◆ **INSTRUCTION**
Find the lines in these entries that include the word "JSON" and state how many there are, with no other words.

◆ **RECORDS FOR THE TASK**
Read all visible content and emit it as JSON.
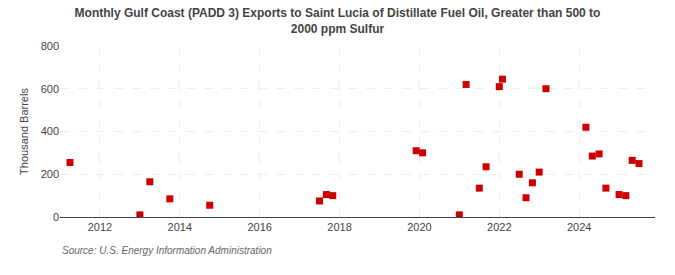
{
  "chart_data": {
    "type": "scatter",
    "title": "Monthly Gulf Coast (PADD 3) Exports to Saint Lucia of Distillate Fuel Oil, Greater than 500 to\n2000 ppm Sulfur",
    "ylabel": "Thousand Barrels",
    "source": "Source: U.S. Energy Information Administration",
    "x": [
      2011.25,
      2013.0,
      2013.25,
      2013.75,
      2014.75,
      2017.5,
      2017.67,
      2017.83,
      2019.92,
      2020.08,
      2021.0,
      2021.17,
      2021.5,
      2021.67,
      2022.0,
      2022.08,
      2022.5,
      2022.67,
      2022.83,
      2023.0,
      2023.17,
      2024.17,
      2024.33,
      2024.5,
      2024.67,
      2025.0,
      2025.17,
      2025.33,
      2025.5
    ],
    "values": [
      255,
      10,
      165,
      85,
      55,
      75,
      105,
      100,
      310,
      300,
      10,
      620,
      135,
      235,
      610,
      645,
      200,
      90,
      160,
      210,
      600,
      420,
      285,
      295,
      135,
      105,
      100,
      265,
      250
    ],
    "color": "#cc0000",
    "marker": "square",
    "xlim": [
      2011.0,
      2025.9
    ],
    "xticks": [
      2012,
      2014,
      2016,
      2018,
      2020,
      2022,
      2024
    ],
    "ylim": [
      0,
      800
    ],
    "yticks": [
      0,
      200,
      400,
      600,
      800
    ],
    "grid": true
  }
}
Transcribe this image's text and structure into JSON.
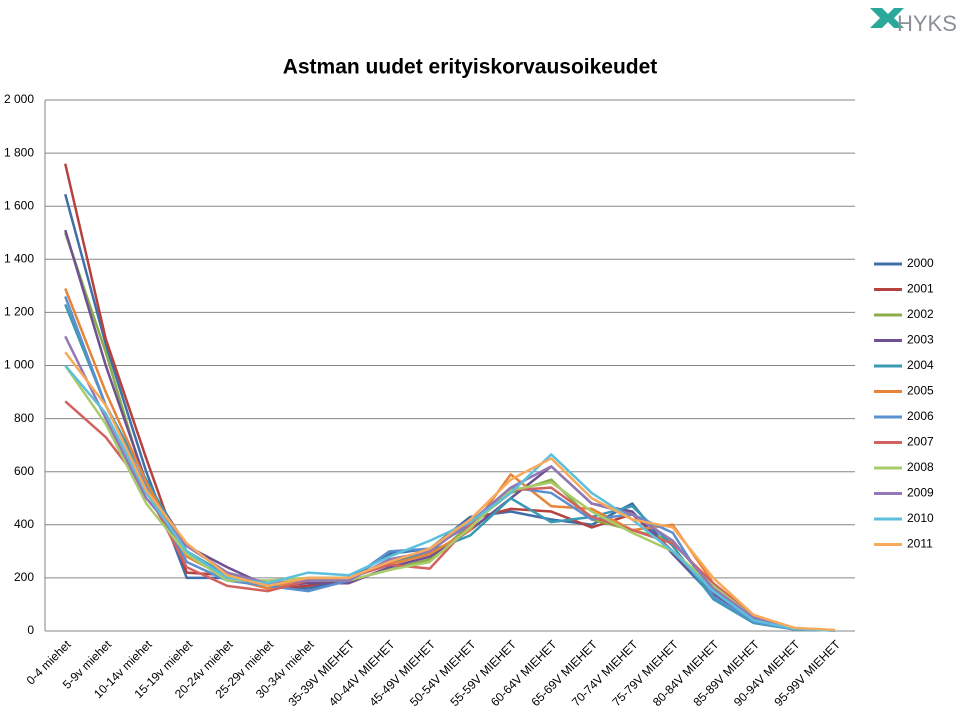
{
  "logo": "HYKS",
  "chart_data": {
    "type": "line",
    "title": "Astman uudet erityiskorvausoikeudet",
    "categories": [
      "0-4 miehet",
      "5-9v miehet",
      "10-14v miehet",
      "15-19v miehet",
      "20-24v miehet",
      "25-29v miehet",
      "30-34v miehet",
      "35-39V MIEHET",
      "40-44V MIEHET",
      "45-49V MIEHET",
      "50-54V MIEHET",
      "55-59V MIEHET",
      "60-64V MIEHET",
      "65-69V MIEHET",
      "70-74V MIEHET",
      "75-79V MIEHET",
      "80-84V MIEHET",
      "85-89V MIEHET",
      "90-94V MIEHET",
      "95-99V MIEHET"
    ],
    "ylim": [
      0,
      2000
    ],
    "yticks": [
      0,
      200,
      400,
      600,
      800,
      {
        "value": 1000,
        "label": "1 000"
      },
      {
        "value": 1200,
        "label": "1 200"
      },
      {
        "value": 1400,
        "label": "1 400"
      },
      {
        "value": 1600,
        "label": "1 600"
      },
      {
        "value": 1800,
        "label": "1 800"
      },
      {
        "value": 2000,
        "label": "2 000"
      }
    ],
    "grid": true,
    "legend": "right",
    "series": [
      {
        "name": "2000",
        "color": "#3f6fa8",
        "values": [
          1645,
          1080,
          600,
          200,
          200,
          170,
          160,
          195,
          290,
          310,
          430,
          450,
          420,
          400,
          480,
          290,
          130,
          40,
          8,
          3
        ]
      },
      {
        "name": "2001",
        "color": "#b5423f",
        "values": [
          1760,
          1100,
          650,
          220,
          210,
          160,
          170,
          200,
          260,
          300,
          420,
          460,
          450,
          390,
          440,
          300,
          150,
          50,
          10,
          3
        ]
      },
      {
        "name": "2002",
        "color": "#8aad48",
        "values": [
          1500,
          1050,
          540,
          300,
          210,
          180,
          180,
          190,
          230,
          270,
          400,
          520,
          570,
          420,
          380,
          340,
          160,
          45,
          8,
          2
        ]
      },
      {
        "name": "2003",
        "color": "#6e5191",
        "values": [
          1510,
          1000,
          560,
          320,
          240,
          170,
          180,
          180,
          240,
          280,
          380,
          500,
          620,
          480,
          450,
          290,
          140,
          40,
          7,
          2
        ]
      },
      {
        "name": "2004",
        "color": "#3a9ab4",
        "values": [
          1230,
          850,
          570,
          300,
          210,
          170,
          200,
          200,
          250,
          300,
          360,
          500,
          410,
          430,
          470,
          320,
          120,
          30,
          6,
          2
        ]
      },
      {
        "name": "2005",
        "color": "#e8843a",
        "values": [
          1290,
          900,
          560,
          280,
          200,
          160,
          190,
          200,
          250,
          290,
          380,
          590,
          470,
          460,
          380,
          400,
          180,
          60,
          10,
          3
        ]
      },
      {
        "name": "2006",
        "color": "#5b8fd0",
        "values": [
          1260,
          850,
          540,
          260,
          190,
          170,
          150,
          190,
          300,
          310,
          400,
          540,
          520,
          420,
          440,
          370,
          130,
          35,
          6,
          2
        ]
      },
      {
        "name": "2007",
        "color": "#d26260",
        "values": [
          865,
          730,
          530,
          240,
          170,
          150,
          190,
          200,
          250,
          235,
          400,
          530,
          540,
          430,
          380,
          330,
          180,
          50,
          9,
          2
        ]
      },
      {
        "name": "2008",
        "color": "#a9cb6a",
        "values": [
          1000,
          780,
          480,
          290,
          190,
          190,
          200,
          190,
          230,
          260,
          390,
          530,
          560,
          450,
          370,
          300,
          170,
          50,
          8,
          2
        ]
      },
      {
        "name": "2009",
        "color": "#9278b5",
        "values": [
          1110,
          800,
          500,
          320,
          220,
          180,
          190,
          190,
          270,
          300,
          410,
          540,
          620,
          480,
          440,
          340,
          160,
          50,
          9,
          3
        ]
      },
      {
        "name": "2010",
        "color": "#5cc0dc",
        "values": [
          1000,
          820,
          520,
          300,
          200,
          180,
          220,
          210,
          280,
          340,
          410,
          520,
          665,
          520,
          420,
          300,
          150,
          40,
          8,
          2
        ]
      },
      {
        "name": "2011",
        "color": "#f9a95a",
        "values": [
          1050,
          850,
          530,
          330,
          210,
          170,
          200,
          200,
          260,
          310,
          420,
          570,
          650,
          500,
          420,
          390,
          200,
          60,
          12,
          4
        ]
      }
    ]
  }
}
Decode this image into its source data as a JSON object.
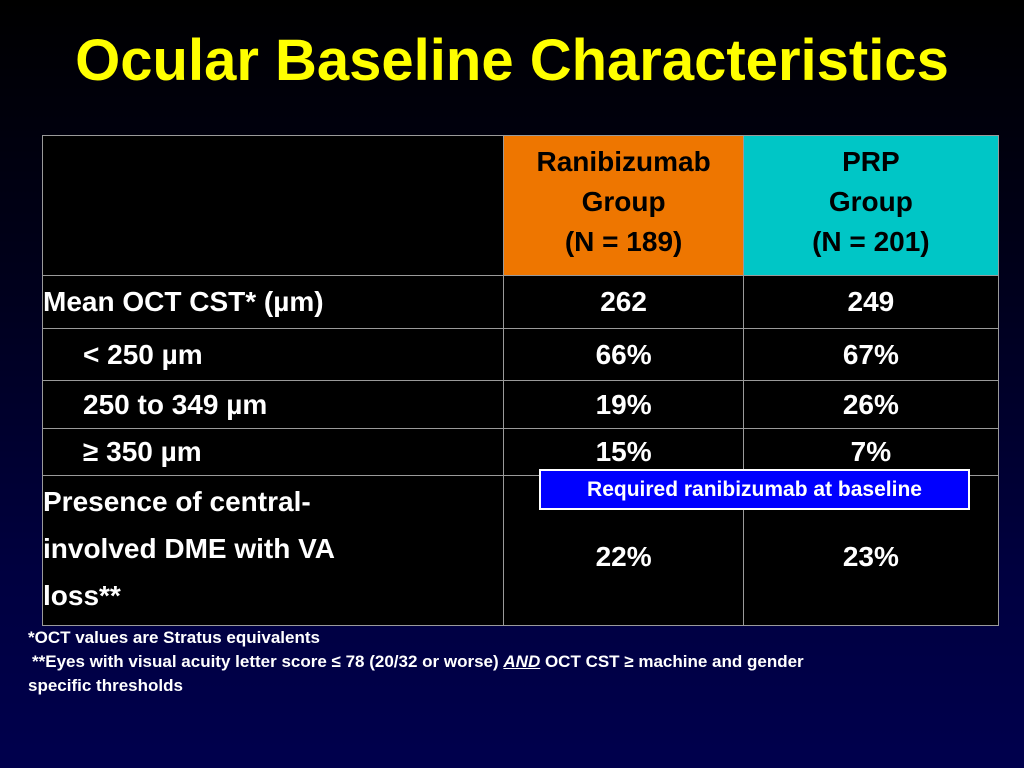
{
  "title": "Ocular Baseline Characteristics",
  "table": {
    "columns": [
      {
        "line1": "Ranibizumab",
        "line2": "Group",
        "line3": "(N = 189)"
      },
      {
        "line1": "PRP",
        "line2": "Group",
        "line3": "(N = 201)"
      }
    ],
    "rows": [
      {
        "label": "Mean OCT CST* (µm)",
        "ranibizumab": "262",
        "prp": "249"
      },
      {
        "label": "< 250 µm",
        "ranibizumab": "66%",
        "prp": "67%"
      },
      {
        "label": "250 to 349 µm",
        "ranibizumab": "19%",
        "prp": "26%"
      },
      {
        "label": "≥ 350 µm",
        "ranibizumab": "15%",
        "prp": "7%"
      },
      {
        "label_line1": "Presence of central-",
        "label_line2": "involved DME with VA",
        "label_line3": "loss**",
        "ranibizumab": "22%",
        "prp": "23%"
      }
    ]
  },
  "callout": "Required ranibizumab at baseline",
  "footnotes": {
    "note1": "*OCT values are Stratus equivalents",
    "note2_part1": "**Eyes with visual acuity letter score ≤ 78 (20/32 or worse) ",
    "note2_and": "AND",
    "note2_part2": " OCT CST ≥ machine and gender",
    "note3": "specific thresholds"
  },
  "colors": {
    "title": "#ffff00",
    "ranibizumab_header": "#ee7600",
    "prp_header": "#00c6c6",
    "callout_bg": "#0000ff"
  }
}
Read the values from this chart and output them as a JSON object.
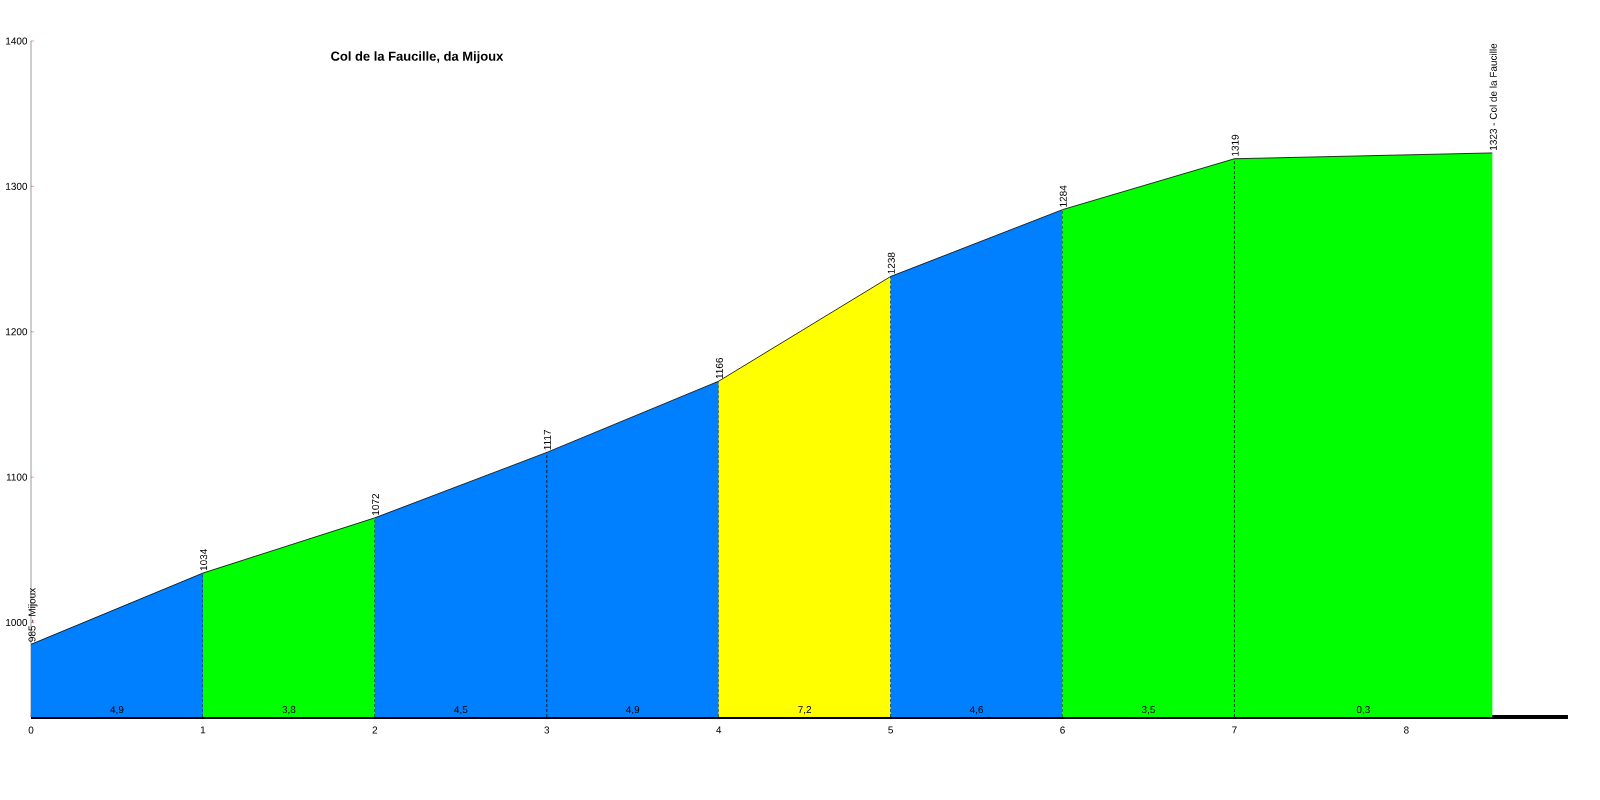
{
  "chart_data": {
    "type": "area",
    "title": "Col de la Faucille, da Mijoux",
    "series": [
      {
        "x": [
          0,
          1
        ],
        "values": [
          985,
          1034
        ],
        "color": "#0080ff",
        "value_labels": [
          "985 - Mijoux",
          "1034"
        ]
      },
      {
        "x": [
          1,
          2
        ],
        "values": [
          1034,
          1072
        ],
        "color": "#00ff00",
        "value_labels": [
          null,
          "1072"
        ]
      },
      {
        "x": [
          2,
          3,
          4
        ],
        "values": [
          1072,
          1117,
          1166
        ],
        "color": "#0080ff",
        "value_labels": [
          null,
          "1117",
          "1166"
        ]
      },
      {
        "x": [
          4,
          5
        ],
        "values": [
          1166,
          1238
        ],
        "color": "#ffff00",
        "value_labels": [
          null,
          "1238"
        ]
      },
      {
        "x": [
          5,
          6
        ],
        "values": [
          1238,
          1284
        ],
        "color": "#0080ff",
        "value_labels": [
          null,
          "1284"
        ]
      },
      {
        "x": [
          6,
          7,
          8.5
        ],
        "values": [
          1284,
          1319,
          1323
        ],
        "color": "#00ff00",
        "value_labels": [
          null,
          "1319",
          "1323 - Col de la Faucille"
        ]
      }
    ],
    "annotations": [
      "4,9",
      "3,8",
      "4,5",
      "4,9",
      "7,2",
      "4,6",
      "3,5",
      "0,3"
    ],
    "xlim": [
      0,
      8.94
    ],
    "ylim": [
      935,
      1400
    ],
    "xticks": [
      0,
      1,
      2,
      3,
      4,
      5,
      6,
      7,
      8
    ],
    "yticks": [
      1000,
      1100,
      1200,
      1300,
      1400
    ],
    "grid": "x"
  }
}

◆ **THE RESULT**
4